# WHAT YOU WILL DO
Every line below that contains "right" is to be copied.

(Figure dataset records)
------------------------------------

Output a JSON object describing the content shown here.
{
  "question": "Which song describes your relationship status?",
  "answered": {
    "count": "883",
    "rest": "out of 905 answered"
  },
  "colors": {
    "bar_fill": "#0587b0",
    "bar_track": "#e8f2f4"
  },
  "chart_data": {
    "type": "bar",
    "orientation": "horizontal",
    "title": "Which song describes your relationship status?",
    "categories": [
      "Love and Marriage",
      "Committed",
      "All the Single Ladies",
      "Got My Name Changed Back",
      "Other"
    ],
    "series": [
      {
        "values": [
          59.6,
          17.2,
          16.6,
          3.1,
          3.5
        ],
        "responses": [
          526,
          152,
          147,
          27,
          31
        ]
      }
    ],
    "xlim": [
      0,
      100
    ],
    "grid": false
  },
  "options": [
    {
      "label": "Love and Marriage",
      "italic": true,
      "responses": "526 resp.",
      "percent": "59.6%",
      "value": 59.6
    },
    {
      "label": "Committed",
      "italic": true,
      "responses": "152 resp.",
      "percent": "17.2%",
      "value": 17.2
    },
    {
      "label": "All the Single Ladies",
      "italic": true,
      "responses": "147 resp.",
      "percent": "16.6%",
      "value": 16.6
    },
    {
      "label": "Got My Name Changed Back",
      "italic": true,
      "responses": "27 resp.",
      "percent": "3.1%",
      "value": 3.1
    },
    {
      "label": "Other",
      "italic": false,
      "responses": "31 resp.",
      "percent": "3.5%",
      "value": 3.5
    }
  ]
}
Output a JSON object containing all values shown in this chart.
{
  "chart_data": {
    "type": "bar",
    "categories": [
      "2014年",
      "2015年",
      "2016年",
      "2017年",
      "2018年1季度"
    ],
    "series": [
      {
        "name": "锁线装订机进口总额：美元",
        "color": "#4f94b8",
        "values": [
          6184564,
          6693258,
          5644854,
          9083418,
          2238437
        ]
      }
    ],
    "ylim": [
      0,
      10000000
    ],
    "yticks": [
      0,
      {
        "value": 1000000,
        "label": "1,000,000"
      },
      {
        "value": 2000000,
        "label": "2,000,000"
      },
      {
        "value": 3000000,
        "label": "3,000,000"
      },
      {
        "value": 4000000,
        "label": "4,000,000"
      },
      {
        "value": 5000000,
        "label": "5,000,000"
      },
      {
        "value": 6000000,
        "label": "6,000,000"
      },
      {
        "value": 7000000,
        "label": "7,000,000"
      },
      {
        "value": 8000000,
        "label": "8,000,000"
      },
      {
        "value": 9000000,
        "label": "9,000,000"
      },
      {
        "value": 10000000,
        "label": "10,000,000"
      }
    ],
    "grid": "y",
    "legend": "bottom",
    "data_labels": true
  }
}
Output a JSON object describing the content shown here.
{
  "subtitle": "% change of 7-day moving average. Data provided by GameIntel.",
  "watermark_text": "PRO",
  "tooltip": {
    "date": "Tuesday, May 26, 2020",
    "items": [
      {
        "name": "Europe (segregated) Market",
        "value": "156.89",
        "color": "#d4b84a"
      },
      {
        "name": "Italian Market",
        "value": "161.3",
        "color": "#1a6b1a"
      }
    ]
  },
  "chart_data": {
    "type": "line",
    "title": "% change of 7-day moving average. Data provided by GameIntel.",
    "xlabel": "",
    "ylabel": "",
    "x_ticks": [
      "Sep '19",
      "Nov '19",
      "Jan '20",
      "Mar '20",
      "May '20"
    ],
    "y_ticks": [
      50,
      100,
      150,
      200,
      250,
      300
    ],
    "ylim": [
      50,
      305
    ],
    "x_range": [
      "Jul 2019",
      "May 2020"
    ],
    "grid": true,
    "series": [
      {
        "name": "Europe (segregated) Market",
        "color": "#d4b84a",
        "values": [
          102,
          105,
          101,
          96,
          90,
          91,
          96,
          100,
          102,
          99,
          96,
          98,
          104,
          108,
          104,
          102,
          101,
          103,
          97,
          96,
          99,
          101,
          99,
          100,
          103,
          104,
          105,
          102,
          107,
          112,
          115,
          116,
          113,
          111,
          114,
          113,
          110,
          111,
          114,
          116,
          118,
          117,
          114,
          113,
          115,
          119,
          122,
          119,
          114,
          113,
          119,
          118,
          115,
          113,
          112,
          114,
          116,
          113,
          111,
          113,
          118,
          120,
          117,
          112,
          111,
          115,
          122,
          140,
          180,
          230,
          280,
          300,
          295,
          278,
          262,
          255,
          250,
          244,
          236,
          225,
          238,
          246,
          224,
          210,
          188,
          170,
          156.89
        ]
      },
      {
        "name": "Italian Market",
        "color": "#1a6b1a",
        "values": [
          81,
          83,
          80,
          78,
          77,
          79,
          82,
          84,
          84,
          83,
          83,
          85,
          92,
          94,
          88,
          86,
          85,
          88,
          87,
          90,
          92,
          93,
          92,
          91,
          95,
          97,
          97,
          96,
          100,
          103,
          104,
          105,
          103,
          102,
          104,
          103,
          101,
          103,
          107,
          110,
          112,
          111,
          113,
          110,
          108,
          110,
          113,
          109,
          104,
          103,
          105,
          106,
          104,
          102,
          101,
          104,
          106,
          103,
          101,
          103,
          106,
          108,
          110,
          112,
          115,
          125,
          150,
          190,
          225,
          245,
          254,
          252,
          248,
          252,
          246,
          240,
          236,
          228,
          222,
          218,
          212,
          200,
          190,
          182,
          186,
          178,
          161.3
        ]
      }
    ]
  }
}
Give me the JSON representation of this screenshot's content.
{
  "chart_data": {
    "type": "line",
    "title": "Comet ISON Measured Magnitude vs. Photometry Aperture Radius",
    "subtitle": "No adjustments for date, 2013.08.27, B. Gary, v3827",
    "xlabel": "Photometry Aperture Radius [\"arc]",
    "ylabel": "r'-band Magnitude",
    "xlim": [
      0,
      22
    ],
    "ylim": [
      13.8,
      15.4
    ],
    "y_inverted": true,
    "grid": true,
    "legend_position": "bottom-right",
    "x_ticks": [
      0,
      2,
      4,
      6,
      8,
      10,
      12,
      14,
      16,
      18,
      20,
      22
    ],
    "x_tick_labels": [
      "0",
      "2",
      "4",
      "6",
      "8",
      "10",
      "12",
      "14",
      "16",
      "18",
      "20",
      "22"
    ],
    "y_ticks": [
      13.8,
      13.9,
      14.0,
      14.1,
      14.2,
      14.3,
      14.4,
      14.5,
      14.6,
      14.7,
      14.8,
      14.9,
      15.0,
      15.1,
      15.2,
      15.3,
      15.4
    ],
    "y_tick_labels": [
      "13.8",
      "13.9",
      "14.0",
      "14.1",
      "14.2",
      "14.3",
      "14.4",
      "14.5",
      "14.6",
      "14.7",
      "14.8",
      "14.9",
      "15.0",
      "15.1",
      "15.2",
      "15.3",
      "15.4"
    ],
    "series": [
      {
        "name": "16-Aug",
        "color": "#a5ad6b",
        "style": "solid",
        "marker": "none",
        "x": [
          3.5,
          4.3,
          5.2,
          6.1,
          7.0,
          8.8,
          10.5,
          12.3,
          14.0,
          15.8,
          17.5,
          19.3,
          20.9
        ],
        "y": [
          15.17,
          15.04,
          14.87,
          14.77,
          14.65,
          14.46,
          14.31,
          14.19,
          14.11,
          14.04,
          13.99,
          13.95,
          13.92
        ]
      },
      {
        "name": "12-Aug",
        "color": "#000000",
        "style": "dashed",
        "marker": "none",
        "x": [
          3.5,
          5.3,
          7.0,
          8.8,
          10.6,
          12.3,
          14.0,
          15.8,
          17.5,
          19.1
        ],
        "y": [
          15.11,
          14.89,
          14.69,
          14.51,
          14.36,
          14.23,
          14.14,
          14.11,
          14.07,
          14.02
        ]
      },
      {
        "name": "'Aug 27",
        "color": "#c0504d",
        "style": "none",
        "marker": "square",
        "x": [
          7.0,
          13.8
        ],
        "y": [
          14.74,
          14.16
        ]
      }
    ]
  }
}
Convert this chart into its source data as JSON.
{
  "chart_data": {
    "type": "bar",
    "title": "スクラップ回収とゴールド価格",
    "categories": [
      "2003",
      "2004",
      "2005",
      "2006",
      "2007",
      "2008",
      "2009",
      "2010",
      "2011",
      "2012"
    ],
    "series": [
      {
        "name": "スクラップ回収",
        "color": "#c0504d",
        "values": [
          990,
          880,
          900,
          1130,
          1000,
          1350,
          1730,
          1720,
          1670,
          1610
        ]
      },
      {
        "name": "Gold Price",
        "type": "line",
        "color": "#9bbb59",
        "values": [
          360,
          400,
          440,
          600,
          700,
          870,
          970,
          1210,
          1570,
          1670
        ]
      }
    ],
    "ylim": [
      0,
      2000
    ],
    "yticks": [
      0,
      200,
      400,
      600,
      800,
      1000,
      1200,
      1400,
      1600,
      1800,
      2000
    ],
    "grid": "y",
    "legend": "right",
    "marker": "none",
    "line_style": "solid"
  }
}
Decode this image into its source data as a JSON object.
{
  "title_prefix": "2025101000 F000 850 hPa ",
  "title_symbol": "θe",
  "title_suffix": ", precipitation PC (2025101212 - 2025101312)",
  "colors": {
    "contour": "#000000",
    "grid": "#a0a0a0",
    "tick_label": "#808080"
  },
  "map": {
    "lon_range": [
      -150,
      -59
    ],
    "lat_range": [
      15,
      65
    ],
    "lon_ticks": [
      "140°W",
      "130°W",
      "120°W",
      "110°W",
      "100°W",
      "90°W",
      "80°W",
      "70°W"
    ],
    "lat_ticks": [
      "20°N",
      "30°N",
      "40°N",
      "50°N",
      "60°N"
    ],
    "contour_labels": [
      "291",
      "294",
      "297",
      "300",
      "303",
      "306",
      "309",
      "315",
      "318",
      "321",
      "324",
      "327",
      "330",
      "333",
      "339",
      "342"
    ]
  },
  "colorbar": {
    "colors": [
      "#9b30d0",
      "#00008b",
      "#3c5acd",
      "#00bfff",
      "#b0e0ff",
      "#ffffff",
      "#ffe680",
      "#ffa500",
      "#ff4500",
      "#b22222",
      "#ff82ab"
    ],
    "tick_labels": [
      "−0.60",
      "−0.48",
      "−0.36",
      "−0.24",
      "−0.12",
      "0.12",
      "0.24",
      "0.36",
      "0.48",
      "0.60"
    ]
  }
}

------------------------------------

# TASK SOLUTION
    "legend_position": "bottom-right",
    "legend": "right",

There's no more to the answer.